WHAT THE TASK ASKS:
Each entry must appear again exactly as it does in the source.

[Recorded data]
====================
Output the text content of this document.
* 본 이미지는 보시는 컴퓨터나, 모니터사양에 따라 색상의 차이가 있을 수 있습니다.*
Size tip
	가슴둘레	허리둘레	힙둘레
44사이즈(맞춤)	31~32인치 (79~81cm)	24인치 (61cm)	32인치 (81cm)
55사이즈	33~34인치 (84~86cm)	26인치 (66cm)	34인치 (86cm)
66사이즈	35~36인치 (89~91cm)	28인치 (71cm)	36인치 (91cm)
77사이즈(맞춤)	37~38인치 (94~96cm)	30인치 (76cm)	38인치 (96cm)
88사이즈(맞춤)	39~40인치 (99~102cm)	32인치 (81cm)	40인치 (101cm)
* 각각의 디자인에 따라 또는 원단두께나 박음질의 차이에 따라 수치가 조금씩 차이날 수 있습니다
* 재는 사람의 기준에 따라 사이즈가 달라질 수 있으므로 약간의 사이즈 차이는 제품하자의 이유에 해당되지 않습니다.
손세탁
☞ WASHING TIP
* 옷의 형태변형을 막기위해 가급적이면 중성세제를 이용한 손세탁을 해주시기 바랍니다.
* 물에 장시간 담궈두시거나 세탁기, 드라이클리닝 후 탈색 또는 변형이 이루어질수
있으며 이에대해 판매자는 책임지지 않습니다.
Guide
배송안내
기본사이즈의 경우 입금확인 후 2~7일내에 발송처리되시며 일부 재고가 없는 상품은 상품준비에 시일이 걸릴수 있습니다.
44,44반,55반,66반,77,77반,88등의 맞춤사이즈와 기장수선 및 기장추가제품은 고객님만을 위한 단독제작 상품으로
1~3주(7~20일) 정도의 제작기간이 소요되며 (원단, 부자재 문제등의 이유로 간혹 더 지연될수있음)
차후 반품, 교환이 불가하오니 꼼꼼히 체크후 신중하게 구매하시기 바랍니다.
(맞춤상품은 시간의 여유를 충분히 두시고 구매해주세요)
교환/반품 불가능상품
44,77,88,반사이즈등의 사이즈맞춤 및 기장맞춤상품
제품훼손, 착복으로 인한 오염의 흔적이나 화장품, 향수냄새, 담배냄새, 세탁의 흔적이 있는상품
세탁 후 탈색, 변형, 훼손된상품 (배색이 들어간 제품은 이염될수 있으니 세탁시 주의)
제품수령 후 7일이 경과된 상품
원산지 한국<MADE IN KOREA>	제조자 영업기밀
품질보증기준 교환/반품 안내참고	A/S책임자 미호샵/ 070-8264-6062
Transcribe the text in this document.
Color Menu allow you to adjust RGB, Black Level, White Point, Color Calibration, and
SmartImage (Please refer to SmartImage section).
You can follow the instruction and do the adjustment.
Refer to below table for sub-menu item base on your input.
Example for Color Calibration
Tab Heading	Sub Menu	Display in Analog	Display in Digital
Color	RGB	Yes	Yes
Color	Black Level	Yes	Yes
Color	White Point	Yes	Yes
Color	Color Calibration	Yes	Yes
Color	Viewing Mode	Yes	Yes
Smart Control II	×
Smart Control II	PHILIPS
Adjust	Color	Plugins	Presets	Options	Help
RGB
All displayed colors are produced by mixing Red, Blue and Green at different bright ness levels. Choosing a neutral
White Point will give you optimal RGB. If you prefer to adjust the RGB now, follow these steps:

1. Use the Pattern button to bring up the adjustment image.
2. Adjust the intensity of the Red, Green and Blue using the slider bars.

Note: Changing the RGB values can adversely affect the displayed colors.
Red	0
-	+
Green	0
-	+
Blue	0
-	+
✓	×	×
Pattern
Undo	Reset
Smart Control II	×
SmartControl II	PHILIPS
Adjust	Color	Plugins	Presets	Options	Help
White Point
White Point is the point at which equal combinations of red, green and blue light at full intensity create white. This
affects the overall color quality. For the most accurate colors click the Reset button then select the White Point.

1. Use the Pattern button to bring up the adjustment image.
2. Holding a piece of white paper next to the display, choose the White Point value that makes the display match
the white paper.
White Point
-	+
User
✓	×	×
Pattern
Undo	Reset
====================
THE REPLY:
Output the text content of this document.
* 본 이미지는 보시는 컴퓨터나, 모니터사양에 따라 색상의 차이가 있을 수 있습니다.*
Size tip
	가슴둘레	허리둘레	힙둘레
44사이즈(맞춤)	31~32인치 (79~81cm)	24인치 (61cm)	32인치 (81cm)
55사이즈	33~34인치 (84~86cm)	26인치 (66cm)	34인치 (86cm)
66사이즈	35~36인치 (89~91cm)	28인치 (71cm)	36인치 (91cm)
77사이즈(맞춤)	37~38인치 (94~96cm)	30인치 (76cm)	38인치 (96cm)
88사이즈(맞춤)	39~40인치 (99~102cm)	32인치 (81cm)	40인치 (101cm)
* 각각의 디자인에 따라 또는 원단두께나 박음질의 차이에 따라 수치가 조금씩 차이날 수 있습니다
* 재는 사람의 기준에 따라 사이즈가 달라질 수 있으므로 약간의 사이즈 차이는 제품하자의 이유에 해당되지 않습니다.
손세탁
☞ WASHING TIP
* 옷의 형태변형을 막기위해 가급적이면 중성세제를 이용한 손세탁을 해주시기 바랍니다.
* 물에 장시간 담궈두시거나 세탁기, 드라이클리닝 후 탈색 또는 변형이 이루어질수
있으며 이에대해 판매자는 책임지지 않습니다.
Guide
배송안내
기본사이즈의 경우 입금확인 후 2~7일내에 발송처리되시며 일부 재고가 없는 상품은 상품준비에 시일이 걸릴수 있습니다.
44,44반,55반,66반,77,77반,88등의 맞춤사이즈와 기장수선 및 기장추가제품은 고객님만을 위한 단독제작 상품으로
1~3주(7~20일) 정도의 제작기간이 소요되며 (원단, 부자재 문제등의 이유로 간혹 더 지연될수있음)
차후 반품, 교환이 불가하오니 꼼꼼히 체크후 신중하게 구매하시기 바랍니다.
(맞춤상품은 시간의 여유를 충분히 두시고 구매해주세요)
교환/반품 불가능상품
44,77,88,반사이즈등의 사이즈맞춤 및 기장맞춤상품
제품훼손, 착복으로 인한 오염의 흔적이나 화장품, 향수냄새, 담배냄새, 세탁의 흔적이 있는상품
세탁 후 탈색, 변형, 훼손된상품 (배색이 들어간 제품은 이염될수 있으니 세탁시 주의)
제품수령 후 7일이 경과된 상품
원산지 한국<MADE IN KOREA>	제조자 영업기밀
품질보증기준 교환/반품 안내참고	A/S책임자 미호샵/ 070-8264-6062
Transcribe the text in this document.
Color Menu allow you to adjust RGB, Black Level, White Point, Color Calibration, and
SmartImage (Please refer to SmartImage section).
You can follow the instruction and do the adjustment.
Refer to below table for sub-menu item base on your input.
Example for Color Calibration
Tab Heading	Sub Menu	Display in Analog	Display in Digital
Color	RGB	Yes	Yes
Color	Black Level	Yes	Yes
Color	White Point	Yes	Yes
Color	Color Calibration	Yes	Yes
Color	Viewing Mode	Yes	Yes
Smart Control II	×
Smart Control II	PHILIPS
Adjust	Color	Plugins	Presets	Options	Help
RGB
All displayed colors are produced by mixing Red, Blue and Green at different bright ness levels. Choosing a neutral
White Point will give you optimal RGB. If you prefer to adjust the RGB now, follow these steps:

1. Use the Pattern button to bring up the adjustment image.
2. Adjust the intensity of the Red, Green and Blue using the slider bars.

Note: Changing the RGB values can adversely affect the displayed colors.
Red	0
-	+
Green	0
-	+
Blue	0
-	+
✓	×	×
Pattern
Undo	Reset
Smart Control II	×
SmartControl II	PHILIPS
Adjust	Color	Plugins	Presets	Options	Help
White Point
White Point is the point at which equal combinations of red, green and blue light at full intensity create white. This
affects the overall color quality. For the most accurate colors click the Reset button then select the White Point.

1. Use the Pattern button to bring up the adjustment image.
2. Holding a piece of white paper next to the display, choose the White Point value that makes the display match
the white paper.
White Point
-	+
User
✓	×	×
Pattern
Undo	Reset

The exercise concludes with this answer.